#### [Directions for this task]
Repeat the data word for word. Do not include the pictures.

Start of Input data

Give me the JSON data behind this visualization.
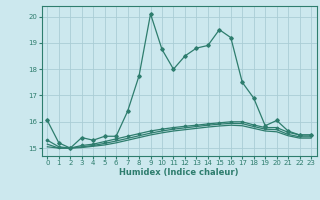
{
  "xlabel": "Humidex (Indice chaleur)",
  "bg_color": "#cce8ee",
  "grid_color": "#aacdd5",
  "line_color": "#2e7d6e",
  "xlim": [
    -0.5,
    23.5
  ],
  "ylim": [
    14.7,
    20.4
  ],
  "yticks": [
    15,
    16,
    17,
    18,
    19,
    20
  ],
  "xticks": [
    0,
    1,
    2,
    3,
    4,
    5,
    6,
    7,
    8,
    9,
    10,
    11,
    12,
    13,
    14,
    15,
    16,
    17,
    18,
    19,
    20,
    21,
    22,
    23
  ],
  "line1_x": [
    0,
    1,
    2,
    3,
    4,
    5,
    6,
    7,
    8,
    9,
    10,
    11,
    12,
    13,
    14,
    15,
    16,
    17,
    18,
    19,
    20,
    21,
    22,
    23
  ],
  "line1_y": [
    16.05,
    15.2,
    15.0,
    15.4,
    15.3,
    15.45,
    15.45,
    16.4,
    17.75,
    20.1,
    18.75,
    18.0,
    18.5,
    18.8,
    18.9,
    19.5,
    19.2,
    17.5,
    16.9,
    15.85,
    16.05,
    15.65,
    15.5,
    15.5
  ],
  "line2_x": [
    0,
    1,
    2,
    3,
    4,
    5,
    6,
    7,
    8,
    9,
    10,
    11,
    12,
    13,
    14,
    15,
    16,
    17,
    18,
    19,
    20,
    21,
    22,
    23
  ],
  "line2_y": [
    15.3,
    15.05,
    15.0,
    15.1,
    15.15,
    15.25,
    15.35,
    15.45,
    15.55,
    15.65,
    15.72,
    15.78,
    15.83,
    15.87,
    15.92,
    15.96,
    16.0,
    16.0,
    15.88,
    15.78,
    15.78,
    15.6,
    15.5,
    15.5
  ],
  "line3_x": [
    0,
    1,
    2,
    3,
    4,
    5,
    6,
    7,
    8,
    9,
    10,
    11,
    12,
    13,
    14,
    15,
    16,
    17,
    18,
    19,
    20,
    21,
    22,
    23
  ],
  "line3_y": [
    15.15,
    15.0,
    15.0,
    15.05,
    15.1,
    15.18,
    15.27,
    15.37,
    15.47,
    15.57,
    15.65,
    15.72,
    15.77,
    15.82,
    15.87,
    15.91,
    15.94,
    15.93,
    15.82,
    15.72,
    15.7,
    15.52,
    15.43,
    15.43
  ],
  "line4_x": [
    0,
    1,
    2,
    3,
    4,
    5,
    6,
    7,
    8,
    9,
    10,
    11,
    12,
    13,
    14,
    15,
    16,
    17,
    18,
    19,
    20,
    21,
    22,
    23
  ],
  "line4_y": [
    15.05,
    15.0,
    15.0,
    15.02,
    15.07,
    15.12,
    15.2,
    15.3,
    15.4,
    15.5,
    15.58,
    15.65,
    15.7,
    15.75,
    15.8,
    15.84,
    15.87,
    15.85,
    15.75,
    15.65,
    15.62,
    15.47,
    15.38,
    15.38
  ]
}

End of Input data

#### [Task solution]
Give me the JSON data behind this visualization.
{
  "xlabel": "Humidex (Indice chaleur)",
  "bg_color": "#cce8ee",
  "grid_color": "#aacdd5",
  "line_color": "#2e7d6e",
  "xlim": [
    -0.5,
    23.5
  ],
  "ylim": [
    14.7,
    20.4
  ],
  "yticks": [
    15,
    16,
    17,
    18,
    19,
    20
  ],
  "xticks": [
    0,
    1,
    2,
    3,
    4,
    5,
    6,
    7,
    8,
    9,
    10,
    11,
    12,
    13,
    14,
    15,
    16,
    17,
    18,
    19,
    20,
    21,
    22,
    23
  ],
  "line1_x": [
    0,
    1,
    2,
    3,
    4,
    5,
    6,
    7,
    8,
    9,
    10,
    11,
    12,
    13,
    14,
    15,
    16,
    17,
    18,
    19,
    20,
    21,
    22,
    23
  ],
  "line1_y": [
    16.05,
    15.2,
    15.0,
    15.4,
    15.3,
    15.45,
    15.45,
    16.4,
    17.75,
    20.1,
    18.75,
    18.0,
    18.5,
    18.8,
    18.9,
    19.5,
    19.2,
    17.5,
    16.9,
    15.85,
    16.05,
    15.65,
    15.5,
    15.5
  ],
  "line2_x": [
    0,
    1,
    2,
    3,
    4,
    5,
    6,
    7,
    8,
    9,
    10,
    11,
    12,
    13,
    14,
    15,
    16,
    17,
    18,
    19,
    20,
    21,
    22,
    23
  ],
  "line2_y": [
    15.3,
    15.05,
    15.0,
    15.1,
    15.15,
    15.25,
    15.35,
    15.45,
    15.55,
    15.65,
    15.72,
    15.78,
    15.83,
    15.87,
    15.92,
    15.96,
    16.0,
    16.0,
    15.88,
    15.78,
    15.78,
    15.6,
    15.5,
    15.5
  ],
  "line3_x": [
    0,
    1,
    2,
    3,
    4,
    5,
    6,
    7,
    8,
    9,
    10,
    11,
    12,
    13,
    14,
    15,
    16,
    17,
    18,
    19,
    20,
    21,
    22,
    23
  ],
  "line3_y": [
    15.15,
    15.0,
    15.0,
    15.05,
    15.1,
    15.18,
    15.27,
    15.37,
    15.47,
    15.57,
    15.65,
    15.72,
    15.77,
    15.82,
    15.87,
    15.91,
    15.94,
    15.93,
    15.82,
    15.72,
    15.7,
    15.52,
    15.43,
    15.43
  ],
  "line4_x": [
    0,
    1,
    2,
    3,
    4,
    5,
    6,
    7,
    8,
    9,
    10,
    11,
    12,
    13,
    14,
    15,
    16,
    17,
    18,
    19,
    20,
    21,
    22,
    23
  ],
  "line4_y": [
    15.05,
    15.0,
    15.0,
    15.02,
    15.07,
    15.12,
    15.2,
    15.3,
    15.4,
    15.5,
    15.58,
    15.65,
    15.7,
    15.75,
    15.8,
    15.84,
    15.87,
    15.85,
    15.75,
    15.65,
    15.62,
    15.47,
    15.38,
    15.38
  ]
}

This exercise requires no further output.